__EXCERPTED DATA__.
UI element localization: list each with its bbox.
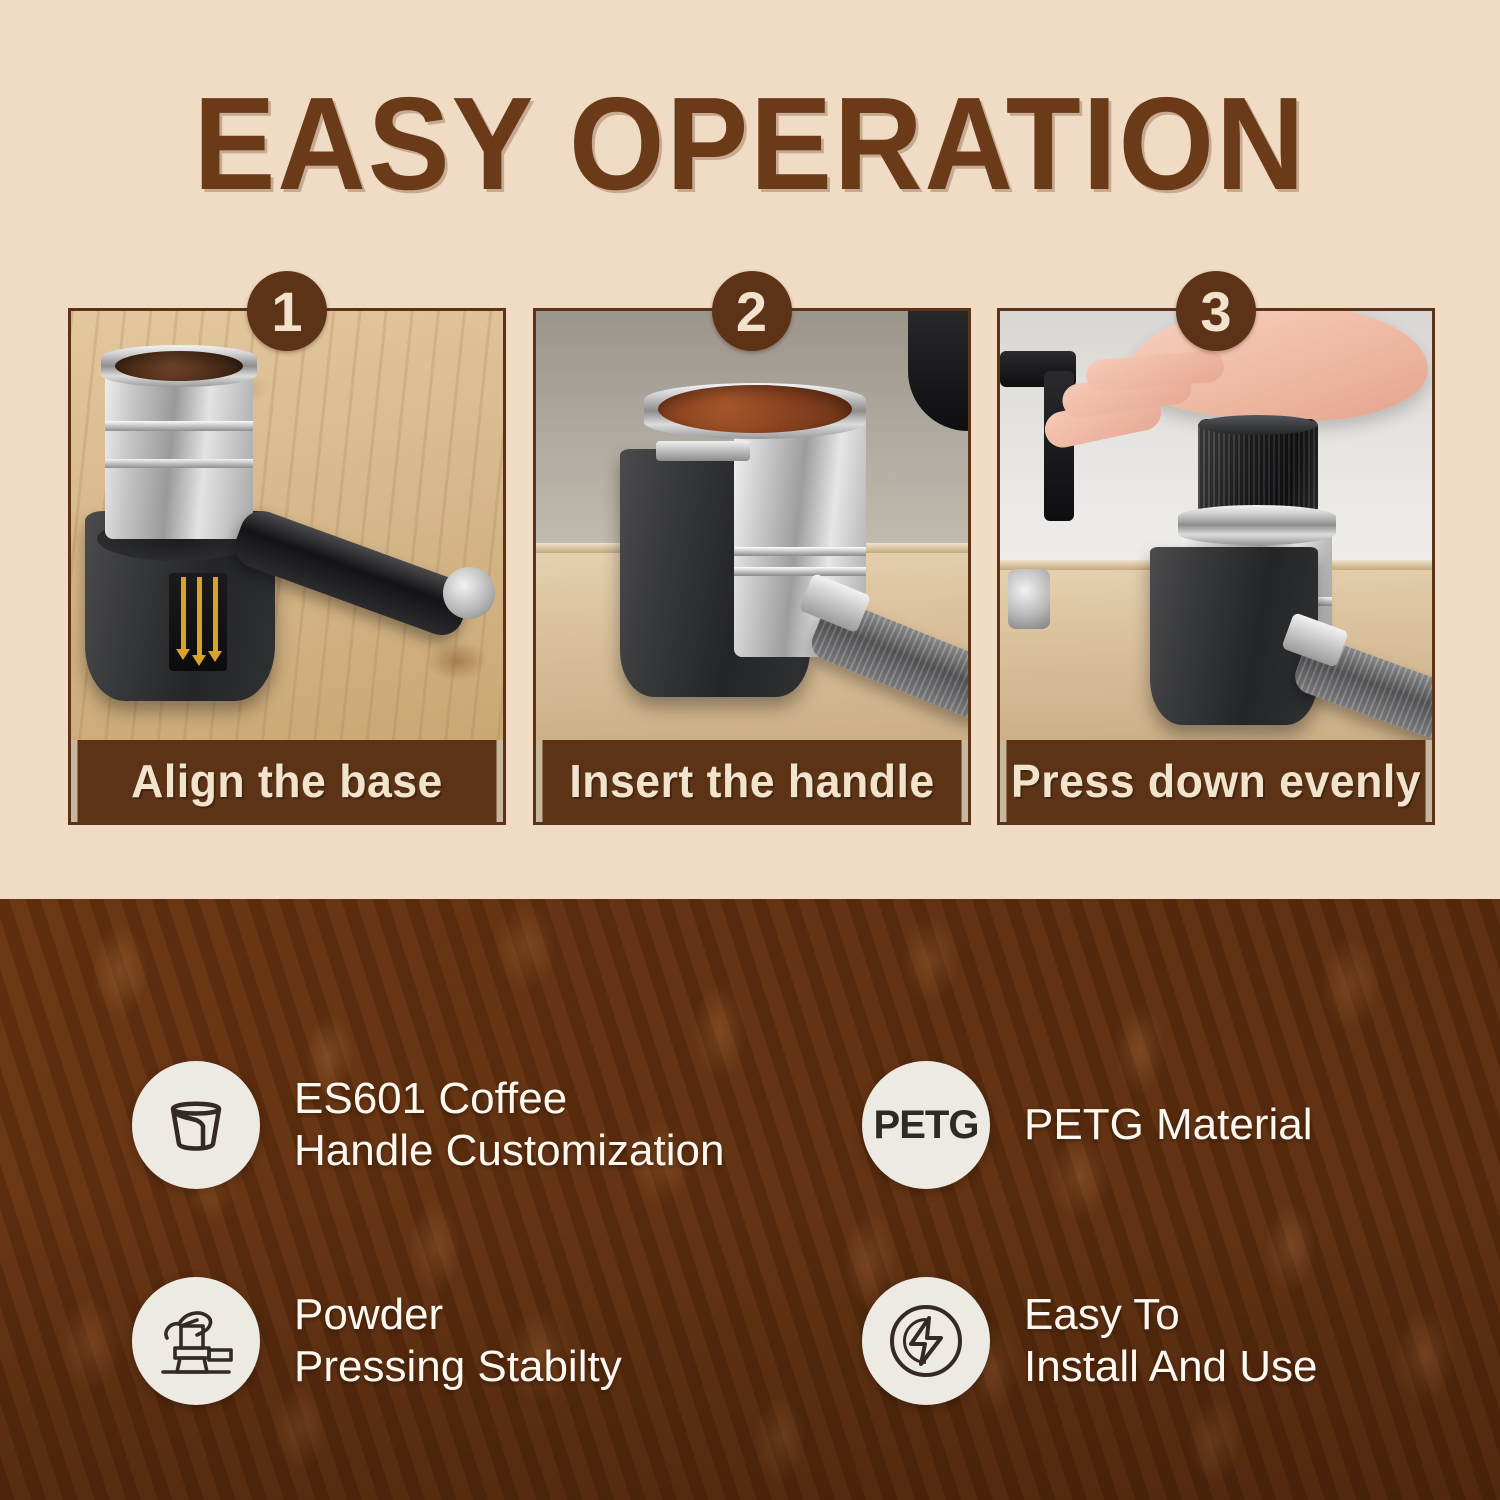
funnel-lug <box>656 441 750 461</box>
feature-label: ES601 Coffee Handle Customization <box>294 1073 724 1177</box>
feature-easy-to-install-and-use: Easy To Install And Use <box>862 1233 1492 1449</box>
feature-petg-material: PETG PETG Material <box>862 1017 1492 1233</box>
wood-knot <box>426 641 488 681</box>
step-photo-1 <box>71 311 503 740</box>
dosing-funnel-icon <box>132 1061 260 1189</box>
feature-label: Easy To Install And Use <box>1024 1289 1318 1393</box>
hand-tamping-icon <box>132 1277 260 1405</box>
page-title: EASY OPERATION <box>53 78 1448 210</box>
coffee-grounds <box>658 385 852 433</box>
step-caption-2: Insert the handle <box>542 740 961 822</box>
steps-row: 1 <box>68 268 1435 825</box>
portafilter-rib <box>105 459 253 468</box>
step-number-badge-1: 1 <box>247 271 327 351</box>
features-section: ES601 Coffee Handle Customization PETG P… <box>0 899 1500 1500</box>
step-photo-2 <box>536 311 968 740</box>
alignment-arrow <box>181 577 186 651</box>
step-number-badge-2: 2 <box>712 271 792 351</box>
step-card-1: 1 <box>68 308 506 825</box>
feature-powder-pressing-stability: Powder Pressing Stabilty <box>132 1233 862 1449</box>
machine-chrome-foot <box>1008 569 1050 629</box>
handle-end-cap <box>443 567 495 619</box>
step-caption-3: Press down evenly <box>1006 740 1425 822</box>
alignment-arrow <box>197 577 202 657</box>
scene-insert-the-handle <box>536 311 968 740</box>
alignment-arrow <box>213 577 218 653</box>
scene-press-down-evenly <box>1000 311 1432 740</box>
feature-label: PETG Material <box>1024 1099 1313 1151</box>
step-photo-3 <box>1000 311 1432 740</box>
lightning-bolt-icon <box>862 1277 990 1405</box>
scene-align-the-base <box>71 311 503 740</box>
feature-label: Powder Pressing Stabilty <box>294 1289 622 1393</box>
step-card-3: 3 <box>997 308 1435 825</box>
step-number-badge-3: 3 <box>1176 271 1256 351</box>
portafilter-rib <box>105 421 253 431</box>
coffee-grounds <box>115 351 243 381</box>
tamper-top-highlight <box>1198 415 1318 435</box>
petg-badge-icon: PETG <box>862 1061 990 1189</box>
step-caption-1: Align the base <box>77 740 496 822</box>
features-grid: ES601 Coffee Handle Customization PETG P… <box>0 899 1500 1500</box>
easy-operation-section: EASY OPERATION 1 <box>0 0 1500 899</box>
step-card-2: 2 <box>533 308 971 825</box>
portafilter-rib <box>734 567 866 576</box>
portafilter-rib <box>734 547 866 556</box>
portafilter-chrome-ring <box>1178 505 1336 545</box>
feature-es601-handle-customization: ES601 Coffee Handle Customization <box>132 1017 862 1233</box>
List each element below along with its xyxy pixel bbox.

__PROMPT__. Print every row above word for word, leaving out the pictures.

__EXPECTED ANSWER__.
UI element localization: list each with its bbox.
funnel-lug <box>656 441 750 461</box>
feature-label: ES601 Coffee Handle Customization <box>294 1073 724 1177</box>
feature-easy-to-install-and-use: Easy To Install And Use <box>862 1233 1492 1449</box>
feature-petg-material: PETG PETG Material <box>862 1017 1492 1233</box>
wood-knot <box>426 641 488 681</box>
step-photo-1 <box>71 311 503 740</box>
dosing-funnel-icon <box>132 1061 260 1189</box>
feature-label: Easy To Install And Use <box>1024 1289 1318 1393</box>
hand-tamping-icon <box>132 1277 260 1405</box>
page-title: EASY OPERATION <box>53 78 1448 210</box>
coffee-grounds <box>658 385 852 433</box>
step-caption-2: Insert the handle <box>542 740 961 822</box>
steps-row: 1 <box>68 268 1435 825</box>
portafilter-rib <box>105 459 253 468</box>
step-number-badge-1: 1 <box>247 271 327 351</box>
features-section: ES601 Coffee Handle Customization PETG P… <box>0 899 1500 1500</box>
step-photo-2 <box>536 311 968 740</box>
alignment-arrow <box>181 577 186 651</box>
step-number-badge-2: 2 <box>712 271 792 351</box>
step-card-1: 1 <box>68 308 506 825</box>
feature-powder-pressing-stability: Powder Pressing Stabilty <box>132 1233 862 1449</box>
machine-chrome-foot <box>1008 569 1050 629</box>
handle-end-cap <box>443 567 495 619</box>
step-caption-3: Press down evenly <box>1006 740 1425 822</box>
alignment-arrow <box>197 577 202 657</box>
scene-insert-the-handle <box>536 311 968 740</box>
alignment-arrow <box>213 577 218 653</box>
scene-press-down-evenly <box>1000 311 1432 740</box>
feature-label: PETG Material <box>1024 1099 1313 1151</box>
step-photo-3 <box>1000 311 1432 740</box>
lightning-bolt-icon <box>862 1277 990 1405</box>
scene-align-the-base <box>71 311 503 740</box>
feature-label: Powder Pressing Stabilty <box>294 1289 622 1393</box>
step-card-3: 3 <box>997 308 1435 825</box>
step-number-badge-3: 3 <box>1176 271 1256 351</box>
portafilter-rib <box>105 421 253 431</box>
coffee-grounds <box>115 351 243 381</box>
tamper-top-highlight <box>1198 415 1318 435</box>
petg-badge-icon: PETG <box>862 1061 990 1189</box>
step-caption-1: Align the base <box>77 740 496 822</box>
features-grid: ES601 Coffee Handle Customization PETG P… <box>0 899 1500 1500</box>
easy-operation-section: EASY OPERATION 1 <box>0 0 1500 899</box>
step-card-2: 2 <box>533 308 971 825</box>
portafilter-rib <box>734 567 866 576</box>
portafilter-rib <box>734 547 866 556</box>
portafilter-chrome-ring <box>1178 505 1336 545</box>
feature-es601-handle-customization: ES601 Coffee Handle Customization <box>132 1017 862 1233</box>
List each element below along with its xyxy pixel bbox.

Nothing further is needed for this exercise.